## To be done
Transcribe the full listing exactly, and drop every picture.

[Recorded data]
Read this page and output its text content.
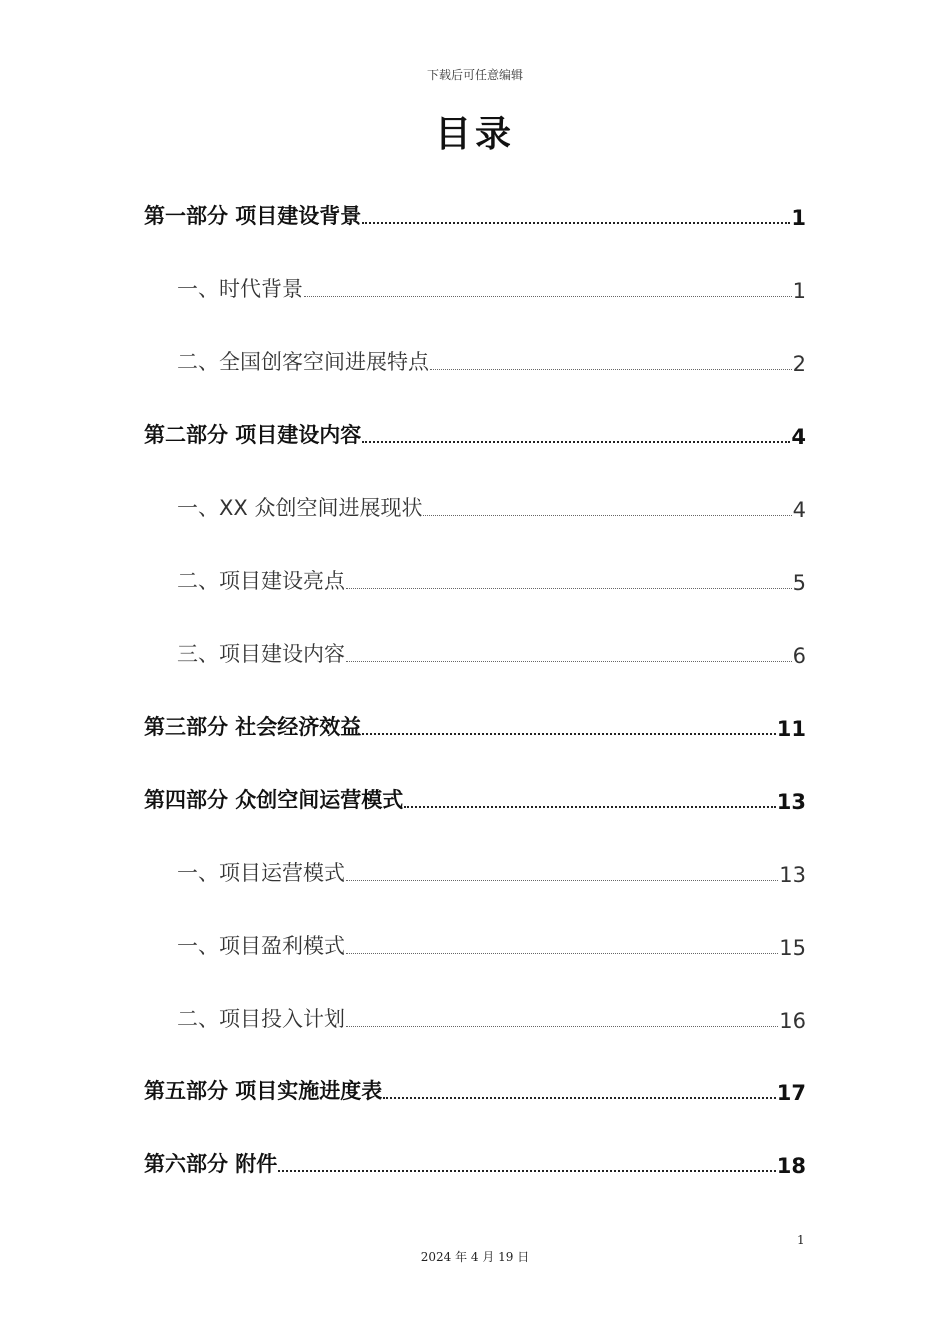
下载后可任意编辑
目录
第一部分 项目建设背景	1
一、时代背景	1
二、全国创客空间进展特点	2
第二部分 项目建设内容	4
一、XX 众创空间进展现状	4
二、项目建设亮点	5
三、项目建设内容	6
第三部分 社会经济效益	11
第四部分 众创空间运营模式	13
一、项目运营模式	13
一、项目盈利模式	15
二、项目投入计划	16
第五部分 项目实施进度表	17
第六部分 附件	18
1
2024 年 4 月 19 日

## Written reply
Read this page and output its text content.
下载后可任意编辑
目录
第一部分 项目建设背景	1
一、时代背景	1
二、全国创客空间进展特点	2
第二部分 项目建设内容	4
一、XX 众创空间进展现状	4
二、项目建设亮点	5
三、项目建设内容	6
第三部分 社会经济效益	11
第四部分 众创空间运营模式	13
一、项目运营模式	13
一、项目盈利模式	15
二、项目投入计划	16
第五部分 项目实施进度表	17
第六部分 附件	18
1
2024 年 4 月 19 日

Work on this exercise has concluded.